[Data lines]
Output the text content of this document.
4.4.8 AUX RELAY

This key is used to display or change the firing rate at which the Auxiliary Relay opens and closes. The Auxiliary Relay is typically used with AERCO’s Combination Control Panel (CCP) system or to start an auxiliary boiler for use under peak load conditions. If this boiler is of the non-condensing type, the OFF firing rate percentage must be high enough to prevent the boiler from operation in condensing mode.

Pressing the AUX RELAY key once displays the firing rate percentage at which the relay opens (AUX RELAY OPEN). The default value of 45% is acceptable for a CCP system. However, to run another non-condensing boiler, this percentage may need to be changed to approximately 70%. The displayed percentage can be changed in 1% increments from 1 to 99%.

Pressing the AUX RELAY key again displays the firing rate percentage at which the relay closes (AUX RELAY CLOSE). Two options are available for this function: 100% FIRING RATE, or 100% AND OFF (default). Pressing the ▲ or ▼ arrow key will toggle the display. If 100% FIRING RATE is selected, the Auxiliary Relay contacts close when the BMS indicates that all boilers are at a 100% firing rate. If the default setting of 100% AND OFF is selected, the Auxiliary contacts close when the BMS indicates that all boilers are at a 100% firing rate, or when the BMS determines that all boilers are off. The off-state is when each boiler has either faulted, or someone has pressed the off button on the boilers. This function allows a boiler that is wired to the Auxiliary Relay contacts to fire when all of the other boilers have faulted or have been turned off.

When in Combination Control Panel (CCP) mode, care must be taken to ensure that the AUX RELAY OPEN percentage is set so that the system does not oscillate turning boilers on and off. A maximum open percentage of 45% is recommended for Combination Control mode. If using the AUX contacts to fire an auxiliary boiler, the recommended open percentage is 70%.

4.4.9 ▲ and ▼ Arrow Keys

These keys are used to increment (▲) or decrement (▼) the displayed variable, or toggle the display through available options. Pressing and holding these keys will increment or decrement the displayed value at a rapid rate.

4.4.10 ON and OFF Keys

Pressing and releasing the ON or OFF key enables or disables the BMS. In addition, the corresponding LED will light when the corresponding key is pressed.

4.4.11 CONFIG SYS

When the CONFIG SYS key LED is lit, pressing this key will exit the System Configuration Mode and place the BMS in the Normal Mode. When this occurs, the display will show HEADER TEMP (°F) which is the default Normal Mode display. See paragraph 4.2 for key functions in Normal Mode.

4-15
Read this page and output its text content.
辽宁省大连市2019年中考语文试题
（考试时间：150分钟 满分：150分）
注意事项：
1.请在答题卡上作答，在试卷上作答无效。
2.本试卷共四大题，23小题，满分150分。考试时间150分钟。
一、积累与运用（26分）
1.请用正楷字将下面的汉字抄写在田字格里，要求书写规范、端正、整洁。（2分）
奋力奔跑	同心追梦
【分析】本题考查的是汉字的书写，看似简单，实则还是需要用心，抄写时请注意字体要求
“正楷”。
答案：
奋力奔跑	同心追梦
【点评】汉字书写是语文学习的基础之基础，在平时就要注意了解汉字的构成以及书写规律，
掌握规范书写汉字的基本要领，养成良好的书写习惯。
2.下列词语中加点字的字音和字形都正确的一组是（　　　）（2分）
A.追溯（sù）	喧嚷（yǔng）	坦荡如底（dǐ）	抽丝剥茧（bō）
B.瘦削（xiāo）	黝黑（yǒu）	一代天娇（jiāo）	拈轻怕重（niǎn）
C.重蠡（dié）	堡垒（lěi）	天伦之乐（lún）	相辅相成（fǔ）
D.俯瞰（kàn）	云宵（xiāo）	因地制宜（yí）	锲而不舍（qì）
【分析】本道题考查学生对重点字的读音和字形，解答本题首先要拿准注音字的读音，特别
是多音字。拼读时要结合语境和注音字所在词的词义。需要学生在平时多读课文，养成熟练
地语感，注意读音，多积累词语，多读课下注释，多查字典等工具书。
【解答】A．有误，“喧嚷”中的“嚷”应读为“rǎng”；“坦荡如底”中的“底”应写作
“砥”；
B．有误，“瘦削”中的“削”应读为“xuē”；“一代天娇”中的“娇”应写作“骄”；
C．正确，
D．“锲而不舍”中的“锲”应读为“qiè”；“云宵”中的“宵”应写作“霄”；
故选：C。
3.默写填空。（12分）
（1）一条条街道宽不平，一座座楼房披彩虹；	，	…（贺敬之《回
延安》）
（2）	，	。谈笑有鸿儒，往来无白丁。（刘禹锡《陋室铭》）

[Aim] Scan the material above for the string "一代天娇" and report each line where you find it.

[Worked solution]
B.瘦削（xiāo）	黝黑（yǒu）	一代天娇（jiāo）	拈轻怕重（niǎn）
B．有误，“瘦削”中的“削”应读为“xuē”；“一代天娇”中的“娇”应写作“骄”；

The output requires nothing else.